> What to do: Transcribe the records below in full; pictures stay out of the copy.

** start Provided records **

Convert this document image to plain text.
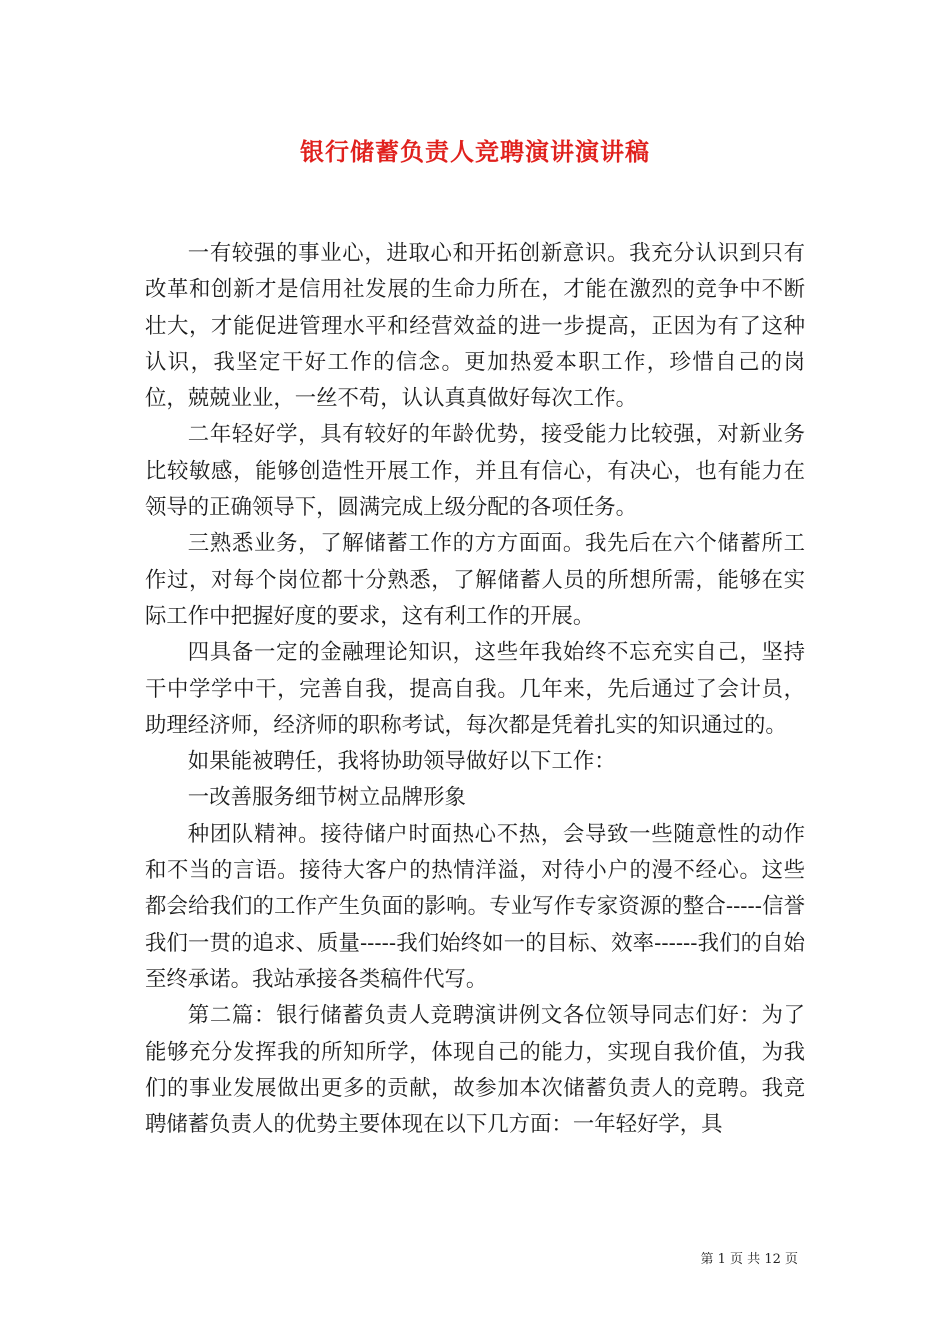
银行储蓄负责人竞聘演讲演讲稿

一有较强的事业心，进取心和开拓创新意识。我充分认识到只有改革和创新才是信用社发展的生命力所在，才能在激烈的竞争中不断壮大，才能促进管理水平和经营效益的进一步提高，正因为有了这种认识，我坚定干好工作的信念。更加热爱本职工作，珍惜自己的岗位，兢兢业业，一丝不苟，认认真真做好每次工作。

二年轻好学，具有较好的年龄优势，接受能力比较强，对新业务比较敏感，能够创造性开展工作，并且有信心，有决心，也有能力在领导的正确领导下，圆满完成上级分配的各项任务。

三熟悉业务，了解储蓄工作的方方面面。我先后在六个储蓄所工作过，对每个岗位都十分熟悉，了解储蓄人员的所想所需，能够在实际工作中把握好度的要求，这有利工作的开展。

四具备一定的金融理论知识，这些年我始终不忘充实自己，坚持干中学学中干，完善自我，提高自我。几年来，先后通过了会计员，助理经济师，经济师的职称考试，每次都是凭着扎实的知识通过的。

如果能被聘任，我将协助领导做好以下工作：

一改善服务细节树立品牌形象

种团队精神。接待储户时面热心不热，会导致一些随意性的动作和不当的言语。接待大客户的热情洋溢，对待小户的漫不经心。这些都会给我们的工作产生负面的影响。专业写作专家资源的整合-----信誉我们一贯的追求、质量-----我们始终如一的目标、效率------我们的自始至终承诺。我站承接各类稿件代写。

第二篇：银行储蓄负责人竞聘演讲例文各位领导同志们好：为了能够充分发挥我的所知所学，体现自己的能力，实现自我价值，为我们的事业发展做出更多的贡献，故参加本次储蓄负责人的竞聘。我竞聘储蓄负责人的优势主要体现在以下几方面：一年轻好学，具

第 1 页 共 12 页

** end Provided records **

> The output:
Convert this document image to plain text.
银行储蓄负责人竞聘演讲演讲稿

一有较强的事业心，进取心和开拓创新意识。我充分认识到只有改革和创新才是信用社发展的生命力所在，才能在激烈的竞争中不断壮大，才能促进管理水平和经营效益的进一步提高，正因为有了这种认识，我坚定干好工作的信念。更加热爱本职工作，珍惜自己的岗位，兢兢业业，一丝不苟，认认真真做好每次工作。

二年轻好学，具有较好的年龄优势，接受能力比较强，对新业务比较敏感，能够创造性开展工作，并且有信心，有决心，也有能力在领导的正确领导下，圆满完成上级分配的各项任务。

三熟悉业务，了解储蓄工作的方方面面。我先后在六个储蓄所工作过，对每个岗位都十分熟悉，了解储蓄人员的所想所需，能够在实际工作中把握好度的要求，这有利工作的开展。

四具备一定的金融理论知识，这些年我始终不忘充实自己，坚持干中学学中干，完善自我，提高自我。几年来，先后通过了会计员，助理经济师，经济师的职称考试，每次都是凭着扎实的知识通过的。

如果能被聘任，我将协助领导做好以下工作：

一改善服务细节树立品牌形象

种团队精神。接待储户时面热心不热，会导致一些随意性的动作和不当的言语。接待大客户的热情洋溢，对待小户的漫不经心。这些都会给我们的工作产生负面的影响。专业写作专家资源的整合-----信誉我们一贯的追求、质量-----我们始终如一的目标、效率------我们的自始至终承诺。我站承接各类稿件代写。

第二篇：银行储蓄负责人竞聘演讲例文各位领导同志们好：为了能够充分发挥我的所知所学，体现自己的能力，实现自我价值，为我们的事业发展做出更多的贡献，故参加本次储蓄负责人的竞聘。我竞聘储蓄负责人的优势主要体现在以下几方面：一年轻好学，具

第 1 页 共 12 页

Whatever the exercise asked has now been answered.